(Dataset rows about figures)
============
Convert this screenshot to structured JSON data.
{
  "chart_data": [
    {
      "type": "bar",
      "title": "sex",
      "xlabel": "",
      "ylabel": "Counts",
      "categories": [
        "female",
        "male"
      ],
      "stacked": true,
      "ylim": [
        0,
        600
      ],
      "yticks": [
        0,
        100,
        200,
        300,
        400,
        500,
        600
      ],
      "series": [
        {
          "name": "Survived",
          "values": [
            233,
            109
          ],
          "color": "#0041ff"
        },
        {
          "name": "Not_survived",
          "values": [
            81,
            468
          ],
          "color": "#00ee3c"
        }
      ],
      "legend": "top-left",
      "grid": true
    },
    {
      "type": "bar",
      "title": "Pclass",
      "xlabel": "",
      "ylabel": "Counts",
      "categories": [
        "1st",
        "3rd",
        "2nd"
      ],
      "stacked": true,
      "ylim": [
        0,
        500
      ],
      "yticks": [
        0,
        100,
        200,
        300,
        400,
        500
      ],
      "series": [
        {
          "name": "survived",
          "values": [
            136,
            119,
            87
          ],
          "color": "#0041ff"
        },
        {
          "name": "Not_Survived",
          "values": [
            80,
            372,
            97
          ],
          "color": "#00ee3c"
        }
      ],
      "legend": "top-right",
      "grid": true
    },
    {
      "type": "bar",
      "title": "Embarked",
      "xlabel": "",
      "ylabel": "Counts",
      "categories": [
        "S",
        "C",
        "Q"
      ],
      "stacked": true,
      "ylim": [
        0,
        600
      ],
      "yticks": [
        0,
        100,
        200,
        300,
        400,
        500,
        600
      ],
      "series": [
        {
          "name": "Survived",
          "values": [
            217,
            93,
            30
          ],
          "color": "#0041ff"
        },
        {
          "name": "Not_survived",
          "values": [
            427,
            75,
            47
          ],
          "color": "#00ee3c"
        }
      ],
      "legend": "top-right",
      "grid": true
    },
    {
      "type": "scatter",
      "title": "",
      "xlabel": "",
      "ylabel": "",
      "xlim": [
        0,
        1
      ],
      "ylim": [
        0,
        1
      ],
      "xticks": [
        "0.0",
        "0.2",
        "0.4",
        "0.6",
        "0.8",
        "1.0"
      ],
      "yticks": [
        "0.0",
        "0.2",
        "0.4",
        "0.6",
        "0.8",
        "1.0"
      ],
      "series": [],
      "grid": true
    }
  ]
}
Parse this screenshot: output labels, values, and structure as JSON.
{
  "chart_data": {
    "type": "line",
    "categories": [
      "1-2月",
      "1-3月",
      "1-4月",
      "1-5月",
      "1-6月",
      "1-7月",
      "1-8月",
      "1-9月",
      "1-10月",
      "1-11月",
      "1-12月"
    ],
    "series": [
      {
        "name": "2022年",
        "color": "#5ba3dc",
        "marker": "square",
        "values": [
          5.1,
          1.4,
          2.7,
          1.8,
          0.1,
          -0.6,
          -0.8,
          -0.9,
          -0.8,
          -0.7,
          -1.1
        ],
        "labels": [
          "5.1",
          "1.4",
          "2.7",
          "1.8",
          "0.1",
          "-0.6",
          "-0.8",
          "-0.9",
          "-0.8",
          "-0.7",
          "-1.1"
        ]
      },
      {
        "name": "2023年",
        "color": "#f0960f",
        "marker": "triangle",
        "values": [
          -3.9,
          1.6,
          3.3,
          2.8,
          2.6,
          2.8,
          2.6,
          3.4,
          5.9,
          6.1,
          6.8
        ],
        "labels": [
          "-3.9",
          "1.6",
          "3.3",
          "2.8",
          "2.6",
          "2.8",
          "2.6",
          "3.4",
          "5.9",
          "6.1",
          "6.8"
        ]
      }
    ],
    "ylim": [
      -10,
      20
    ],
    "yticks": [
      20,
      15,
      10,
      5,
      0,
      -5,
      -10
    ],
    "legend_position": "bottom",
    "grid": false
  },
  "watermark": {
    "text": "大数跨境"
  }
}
============
_The task_.
Select all lines in the listing that include the word "screenshot".

_Complete output_.
Convert this screenshot to structured JSON data.
Parse this screenshot: output labels, values, and structure as JSON.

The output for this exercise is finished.